EXERCISE GOAL:
Go through the listing beneath this task and return every line that carries the string "JSON".

--- begin DATASET CONTENT ---

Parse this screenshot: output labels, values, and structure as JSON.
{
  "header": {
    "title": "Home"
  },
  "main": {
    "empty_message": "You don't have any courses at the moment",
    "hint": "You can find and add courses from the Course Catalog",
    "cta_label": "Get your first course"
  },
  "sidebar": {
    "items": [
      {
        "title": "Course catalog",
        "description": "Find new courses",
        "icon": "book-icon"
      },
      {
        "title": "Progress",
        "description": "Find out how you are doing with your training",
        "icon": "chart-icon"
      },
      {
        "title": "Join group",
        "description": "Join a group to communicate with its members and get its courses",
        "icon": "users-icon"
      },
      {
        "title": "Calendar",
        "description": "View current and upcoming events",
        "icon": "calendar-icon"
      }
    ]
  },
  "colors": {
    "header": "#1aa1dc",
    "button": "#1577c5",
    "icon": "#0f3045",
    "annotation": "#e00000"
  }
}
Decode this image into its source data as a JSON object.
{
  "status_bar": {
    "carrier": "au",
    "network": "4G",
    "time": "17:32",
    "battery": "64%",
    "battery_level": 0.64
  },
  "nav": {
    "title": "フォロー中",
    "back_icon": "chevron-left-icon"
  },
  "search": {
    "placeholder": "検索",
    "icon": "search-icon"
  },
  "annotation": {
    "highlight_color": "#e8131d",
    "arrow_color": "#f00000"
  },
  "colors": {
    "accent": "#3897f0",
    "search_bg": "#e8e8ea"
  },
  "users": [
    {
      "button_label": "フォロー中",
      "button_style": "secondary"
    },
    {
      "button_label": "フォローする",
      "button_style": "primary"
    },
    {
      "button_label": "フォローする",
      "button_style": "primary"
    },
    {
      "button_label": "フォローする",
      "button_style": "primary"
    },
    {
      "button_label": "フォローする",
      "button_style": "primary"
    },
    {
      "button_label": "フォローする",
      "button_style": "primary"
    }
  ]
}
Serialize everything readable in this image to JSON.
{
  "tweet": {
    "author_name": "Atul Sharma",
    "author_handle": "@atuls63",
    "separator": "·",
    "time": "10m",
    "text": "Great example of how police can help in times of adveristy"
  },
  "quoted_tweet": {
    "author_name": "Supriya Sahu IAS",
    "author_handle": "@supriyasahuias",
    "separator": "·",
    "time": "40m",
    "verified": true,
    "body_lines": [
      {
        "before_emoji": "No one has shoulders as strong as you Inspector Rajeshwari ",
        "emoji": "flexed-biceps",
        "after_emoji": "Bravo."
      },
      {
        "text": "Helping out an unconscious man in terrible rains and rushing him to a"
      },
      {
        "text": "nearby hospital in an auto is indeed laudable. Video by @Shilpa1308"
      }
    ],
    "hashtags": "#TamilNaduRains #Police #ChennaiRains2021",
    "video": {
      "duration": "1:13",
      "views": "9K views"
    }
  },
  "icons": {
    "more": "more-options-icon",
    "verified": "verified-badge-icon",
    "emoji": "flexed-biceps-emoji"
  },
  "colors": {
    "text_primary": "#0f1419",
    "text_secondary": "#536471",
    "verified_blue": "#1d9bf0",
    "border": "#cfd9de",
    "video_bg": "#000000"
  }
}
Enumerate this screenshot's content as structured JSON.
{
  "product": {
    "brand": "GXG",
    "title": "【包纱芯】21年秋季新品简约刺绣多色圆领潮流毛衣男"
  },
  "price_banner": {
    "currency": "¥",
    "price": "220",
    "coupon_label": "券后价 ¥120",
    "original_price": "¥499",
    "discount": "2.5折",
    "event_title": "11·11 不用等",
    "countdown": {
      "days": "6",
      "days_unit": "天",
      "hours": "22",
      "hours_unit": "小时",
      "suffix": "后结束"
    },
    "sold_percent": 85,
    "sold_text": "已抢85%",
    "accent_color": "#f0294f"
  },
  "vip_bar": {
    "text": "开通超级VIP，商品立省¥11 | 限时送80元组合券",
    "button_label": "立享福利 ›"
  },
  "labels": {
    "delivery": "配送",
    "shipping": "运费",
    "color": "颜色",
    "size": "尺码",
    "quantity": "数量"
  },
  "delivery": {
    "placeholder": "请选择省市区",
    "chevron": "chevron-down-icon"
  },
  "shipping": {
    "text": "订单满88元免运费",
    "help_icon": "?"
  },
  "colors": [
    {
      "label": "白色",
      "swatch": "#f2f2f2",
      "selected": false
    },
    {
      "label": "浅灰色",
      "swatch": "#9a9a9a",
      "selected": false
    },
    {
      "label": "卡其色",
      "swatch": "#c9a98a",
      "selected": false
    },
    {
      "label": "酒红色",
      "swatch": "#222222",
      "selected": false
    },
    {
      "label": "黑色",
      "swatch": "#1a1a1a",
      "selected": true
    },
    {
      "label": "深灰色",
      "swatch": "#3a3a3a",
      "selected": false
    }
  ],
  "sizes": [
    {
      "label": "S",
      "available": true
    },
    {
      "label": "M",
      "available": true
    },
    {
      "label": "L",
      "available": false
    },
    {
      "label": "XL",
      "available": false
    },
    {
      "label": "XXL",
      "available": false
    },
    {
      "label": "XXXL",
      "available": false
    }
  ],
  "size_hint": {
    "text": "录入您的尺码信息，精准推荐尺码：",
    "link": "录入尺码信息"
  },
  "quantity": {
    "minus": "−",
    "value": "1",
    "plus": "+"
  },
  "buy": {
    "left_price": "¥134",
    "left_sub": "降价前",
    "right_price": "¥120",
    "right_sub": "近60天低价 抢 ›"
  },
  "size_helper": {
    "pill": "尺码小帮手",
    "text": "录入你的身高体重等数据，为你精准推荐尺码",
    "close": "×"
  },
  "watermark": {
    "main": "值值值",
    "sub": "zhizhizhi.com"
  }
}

--- end DATASET CONTENT ---

THE SOLUTION:
Parse this screenshot: output labels, values, and structure as JSON.
Decode this image into its source data as a JSON object.
Serialize everything readable in this image to JSON.
Enumerate this screenshot's content as structured JSON.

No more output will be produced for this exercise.